Repeat every line exactly, keeping the pictures out of the copy.

───── Records to process ─────

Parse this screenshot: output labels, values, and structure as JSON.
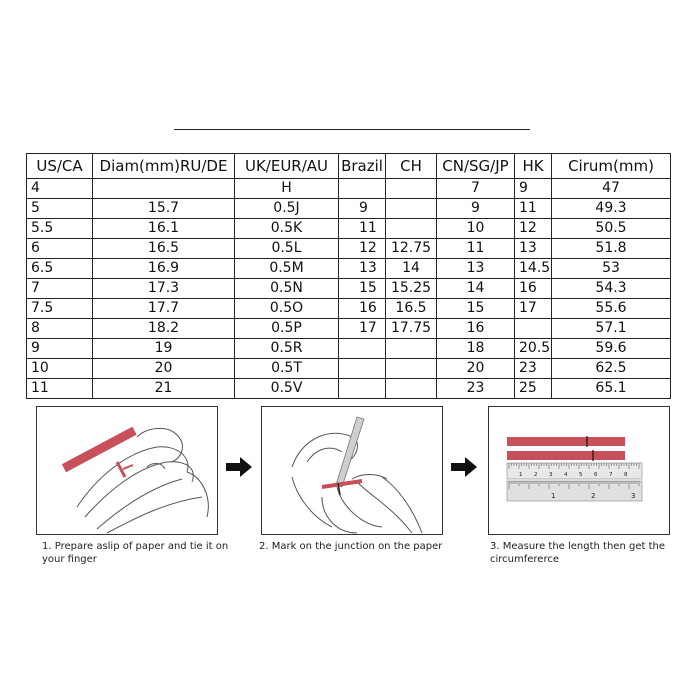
{
  "table": {
    "headers": [
      "US/CA",
      "Diam(mm)RU/DE",
      "UK/EUR/AU",
      "Brazil",
      "CH",
      "CN/SG/JP",
      "HK",
      "Cirum(mm)"
    ],
    "rows": [
      [
        "4",
        "",
        "H",
        "",
        "",
        "7",
        "9",
        "47"
      ],
      [
        "5",
        "15.7",
        "0.5J",
        "9",
        "",
        "9",
        "11",
        "49.3"
      ],
      [
        "5.5",
        "16.1",
        "0.5K",
        "11",
        "",
        "10",
        "12",
        "50.5"
      ],
      [
        "6",
        "16.5",
        "0.5L",
        "12",
        "12.75",
        "11",
        "13",
        "51.8"
      ],
      [
        "6.5",
        "16.9",
        "0.5M",
        "13",
        "14",
        "13",
        "14.5",
        "53"
      ],
      [
        "7",
        "17.3",
        "0.5N",
        "15",
        "15.25",
        "14",
        "16",
        "54.3"
      ],
      [
        "7.5",
        "17.7",
        "0.5O",
        "16",
        "16.5",
        "15",
        "17",
        "55.6"
      ],
      [
        "8",
        "18.2",
        "0.5P",
        "17",
        "17.75",
        "16",
        "",
        "57.1"
      ],
      [
        "9",
        "19",
        "0.5R",
        "",
        "",
        "18",
        "20.5",
        "59.6"
      ],
      [
        "10",
        "20",
        "0.5T",
        "",
        "",
        "20",
        "23",
        "62.5"
      ],
      [
        "11",
        "21",
        "0.5V",
        "",
        "",
        "23",
        "25",
        "65.1"
      ]
    ]
  },
  "steps": [
    {
      "caption": "1. Prepare aslip of paper and tie it on your finger"
    },
    {
      "caption": "2. Mark on the junction on the paper"
    },
    {
      "caption": "3. Measure the length then get the circumfererce"
    }
  ],
  "ruler": {
    "top_numbers": [
      "1",
      "2",
      "3",
      "4",
      "5",
      "6",
      "7",
      "8"
    ],
    "bottom_numbers": [
      "1",
      "2",
      "3"
    ]
  },
  "colors": {
    "paper_strip": "#c8505a",
    "line": "#222222"
  },
  "icons": [
    "right-arrow-icon",
    "right-arrow-icon"
  ]
}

─────

Task response:
Parse this screenshot: output labels, values, and structure as JSON.
{
  "table": {
    "headers": [
      "US/CA",
      "Diam(mm)RU/DE",
      "UK/EUR/AU",
      "Brazil",
      "CH",
      "CN/SG/JP",
      "HK",
      "Cirum(mm)"
    ],
    "rows": [
      [
        "4",
        "",
        "H",
        "",
        "",
        "7",
        "9",
        "47"
      ],
      [
        "5",
        "15.7",
        "0.5J",
        "9",
        "",
        "9",
        "11",
        "49.3"
      ],
      [
        "5.5",
        "16.1",
        "0.5K",
        "11",
        "",
        "10",
        "12",
        "50.5"
      ],
      [
        "6",
        "16.5",
        "0.5L",
        "12",
        "12.75",
        "11",
        "13",
        "51.8"
      ],
      [
        "6.5",
        "16.9",
        "0.5M",
        "13",
        "14",
        "13",
        "14.5",
        "53"
      ],
      [
        "7",
        "17.3",
        "0.5N",
        "15",
        "15.25",
        "14",
        "16",
        "54.3"
      ],
      [
        "7.5",
        "17.7",
        "0.5O",
        "16",
        "16.5",
        "15",
        "17",
        "55.6"
      ],
      [
        "8",
        "18.2",
        "0.5P",
        "17",
        "17.75",
        "16",
        "",
        "57.1"
      ],
      [
        "9",
        "19",
        "0.5R",
        "",
        "",
        "18",
        "20.5",
        "59.6"
      ],
      [
        "10",
        "20",
        "0.5T",
        "",
        "",
        "20",
        "23",
        "62.5"
      ],
      [
        "11",
        "21",
        "0.5V",
        "",
        "",
        "23",
        "25",
        "65.1"
      ]
    ]
  },
  "steps": [
    {
      "caption": "1. Prepare aslip of paper and tie it on your finger"
    },
    {
      "caption": "2. Mark on the junction on the paper"
    },
    {
      "caption": "3. Measure the length then get the circumfererce"
    }
  ],
  "ruler": {
    "top_numbers": [
      "1",
      "2",
      "3",
      "4",
      "5",
      "6",
      "7",
      "8"
    ],
    "bottom_numbers": [
      "1",
      "2",
      "3"
    ]
  },
  "colors": {
    "paper_strip": "#c8505a",
    "line": "#222222"
  },
  "icons": [
    "right-arrow-icon",
    "right-arrow-icon"
  ]
}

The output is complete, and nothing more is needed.